Write out every line of the material below word for word, changing nothing.

**DATA:**

========================================================================

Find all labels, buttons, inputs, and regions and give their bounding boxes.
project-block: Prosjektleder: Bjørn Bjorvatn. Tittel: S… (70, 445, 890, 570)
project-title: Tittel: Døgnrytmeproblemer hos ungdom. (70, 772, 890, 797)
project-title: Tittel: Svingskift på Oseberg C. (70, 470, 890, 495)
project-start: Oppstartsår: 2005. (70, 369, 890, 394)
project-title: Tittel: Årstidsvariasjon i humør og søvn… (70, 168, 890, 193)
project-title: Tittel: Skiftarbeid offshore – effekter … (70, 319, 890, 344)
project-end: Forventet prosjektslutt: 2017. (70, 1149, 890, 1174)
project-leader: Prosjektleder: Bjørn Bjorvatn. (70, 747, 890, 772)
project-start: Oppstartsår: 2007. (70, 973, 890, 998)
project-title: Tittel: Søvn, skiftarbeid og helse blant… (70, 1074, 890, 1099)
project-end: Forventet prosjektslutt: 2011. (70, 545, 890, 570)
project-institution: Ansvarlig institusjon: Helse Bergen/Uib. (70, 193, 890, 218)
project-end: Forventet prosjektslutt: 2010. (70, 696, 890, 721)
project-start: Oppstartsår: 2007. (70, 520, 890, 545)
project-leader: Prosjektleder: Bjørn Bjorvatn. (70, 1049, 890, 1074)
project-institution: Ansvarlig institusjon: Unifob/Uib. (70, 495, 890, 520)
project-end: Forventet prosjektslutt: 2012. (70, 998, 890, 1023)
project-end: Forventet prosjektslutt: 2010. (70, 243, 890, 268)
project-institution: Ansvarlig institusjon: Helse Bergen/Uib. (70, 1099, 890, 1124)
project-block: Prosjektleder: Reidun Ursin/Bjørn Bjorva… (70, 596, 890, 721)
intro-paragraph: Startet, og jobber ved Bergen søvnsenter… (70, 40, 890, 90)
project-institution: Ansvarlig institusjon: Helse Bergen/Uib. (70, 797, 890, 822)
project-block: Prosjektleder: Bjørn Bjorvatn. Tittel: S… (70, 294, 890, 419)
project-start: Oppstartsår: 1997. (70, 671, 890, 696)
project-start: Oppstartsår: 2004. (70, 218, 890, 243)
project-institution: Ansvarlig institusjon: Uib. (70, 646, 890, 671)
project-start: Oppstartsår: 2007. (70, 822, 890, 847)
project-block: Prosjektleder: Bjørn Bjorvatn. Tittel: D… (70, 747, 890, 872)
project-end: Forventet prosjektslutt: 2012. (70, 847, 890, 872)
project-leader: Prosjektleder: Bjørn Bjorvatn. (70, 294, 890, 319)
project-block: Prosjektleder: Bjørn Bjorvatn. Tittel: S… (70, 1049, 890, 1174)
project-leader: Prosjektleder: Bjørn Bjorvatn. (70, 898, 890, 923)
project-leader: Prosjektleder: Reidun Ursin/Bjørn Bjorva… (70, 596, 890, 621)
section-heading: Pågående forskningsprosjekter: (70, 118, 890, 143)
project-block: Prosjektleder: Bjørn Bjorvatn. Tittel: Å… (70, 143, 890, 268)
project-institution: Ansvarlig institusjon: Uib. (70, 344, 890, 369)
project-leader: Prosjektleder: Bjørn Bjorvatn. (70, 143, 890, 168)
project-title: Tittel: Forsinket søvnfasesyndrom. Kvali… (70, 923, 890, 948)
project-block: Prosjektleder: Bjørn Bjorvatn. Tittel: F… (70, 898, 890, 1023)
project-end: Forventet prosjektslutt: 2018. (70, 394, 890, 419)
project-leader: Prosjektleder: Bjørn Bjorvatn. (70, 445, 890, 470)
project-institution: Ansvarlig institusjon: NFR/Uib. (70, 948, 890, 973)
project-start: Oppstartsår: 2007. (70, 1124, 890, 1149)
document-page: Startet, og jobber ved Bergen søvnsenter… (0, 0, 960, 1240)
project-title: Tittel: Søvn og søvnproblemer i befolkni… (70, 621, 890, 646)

========================================================================

**TASK OUTPUT:**
Find all labels, buttons, inputs, and regions and give their bounding boxes.
project-block: Prosjektleder: Bjørn Bjorvatn. Tittel: S… (70, 445, 890, 570)
project-title: Tittel: Døgnrytmeproblemer hos ungdom. (70, 772, 890, 797)
project-title: Tittel: Svingskift på Oseberg C. (70, 470, 890, 495)
project-start: Oppstartsår: 2005. (70, 369, 890, 394)
project-title: Tittel: Årstidsvariasjon i humør og søvn… (70, 168, 890, 193)
project-title: Tittel: Skiftarbeid offshore – effekter … (70, 319, 890, 344)
project-end: Forventet prosjektslutt: 2017. (70, 1149, 890, 1174)
project-leader: Prosjektleder: Bjørn Bjorvatn. (70, 747, 890, 772)
project-start: Oppstartsår: 2007. (70, 973, 890, 998)
project-title: Tittel: Søvn, skiftarbeid og helse blant… (70, 1074, 890, 1099)
project-end: Forventet prosjektslutt: 2011. (70, 545, 890, 570)
project-institution: Ansvarlig institusjon: Helse Bergen/Uib. (70, 193, 890, 218)
project-end: Forventet prosjektslutt: 2010. (70, 696, 890, 721)
project-start: Oppstartsår: 2007. (70, 520, 890, 545)
project-leader: Prosjektleder: Bjørn Bjorvatn. (70, 1049, 890, 1074)
project-institution: Ansvarlig institusjon: Unifob/Uib. (70, 495, 890, 520)
project-end: Forventet prosjektslutt: 2012. (70, 998, 890, 1023)
project-end: Forventet prosjektslutt: 2010. (70, 243, 890, 268)
project-institution: Ansvarlig institusjon: Helse Bergen/Uib. (70, 1099, 890, 1124)
project-block: Prosjektleder: Reidun Ursin/Bjørn Bjorva… (70, 596, 890, 721)
intro-paragraph: Startet, og jobber ved Bergen søvnsenter… (70, 40, 890, 90)
project-institution: Ansvarlig institusjon: Helse Bergen/Uib. (70, 797, 890, 822)
project-block: Prosjektleder: Bjørn Bjorvatn. Tittel: S… (70, 294, 890, 419)
project-start: Oppstartsår: 1997. (70, 671, 890, 696)
project-start: Oppstartsår: 2004. (70, 218, 890, 243)
project-institution: Ansvarlig institusjon: Uib. (70, 646, 890, 671)
project-start: Oppstartsår: 2007. (70, 822, 890, 847)
project-block: Prosjektleder: Bjørn Bjorvatn. Tittel: D… (70, 747, 890, 872)
project-end: Forventet prosjektslutt: 2012. (70, 847, 890, 872)
project-leader: Prosjektleder: Bjørn Bjorvatn. (70, 294, 890, 319)
project-block: Prosjektleder: Bjørn Bjorvatn. Tittel: S… (70, 1049, 890, 1174)
project-leader: Prosjektleder: Bjørn Bjorvatn. (70, 898, 890, 923)
project-leader: Prosjektleder: Reidun Ursin/Bjørn Bjorva… (70, 596, 890, 621)
section-heading: Pågående forskningsprosjekter: (70, 118, 890, 143)
project-block: Prosjektleder: Bjørn Bjorvatn. Tittel: Å… (70, 143, 890, 268)
project-institution: Ansvarlig institusjon: Uib. (70, 344, 890, 369)
project-leader: Prosjektleder: Bjørn Bjorvatn. (70, 143, 890, 168)
project-title: Tittel: Forsinket søvnfasesyndrom. Kvali… (70, 923, 890, 948)
project-block: Prosjektleder: Bjørn Bjorvatn. Tittel: F… (70, 898, 890, 1023)
project-end: Forventet prosjektslutt: 2018. (70, 394, 890, 419)
project-leader: Prosjektleder: Bjørn Bjorvatn. (70, 445, 890, 470)
project-institution: Ansvarlig institusjon: NFR/Uib. (70, 948, 890, 973)
project-start: Oppstartsår: 2007. (70, 1124, 890, 1149)
document-page: Startet, og jobber ved Bergen søvnsenter… (0, 0, 960, 1240)
project-title: Tittel: Søvn og søvnproblemer i befolkni… (70, 621, 890, 646)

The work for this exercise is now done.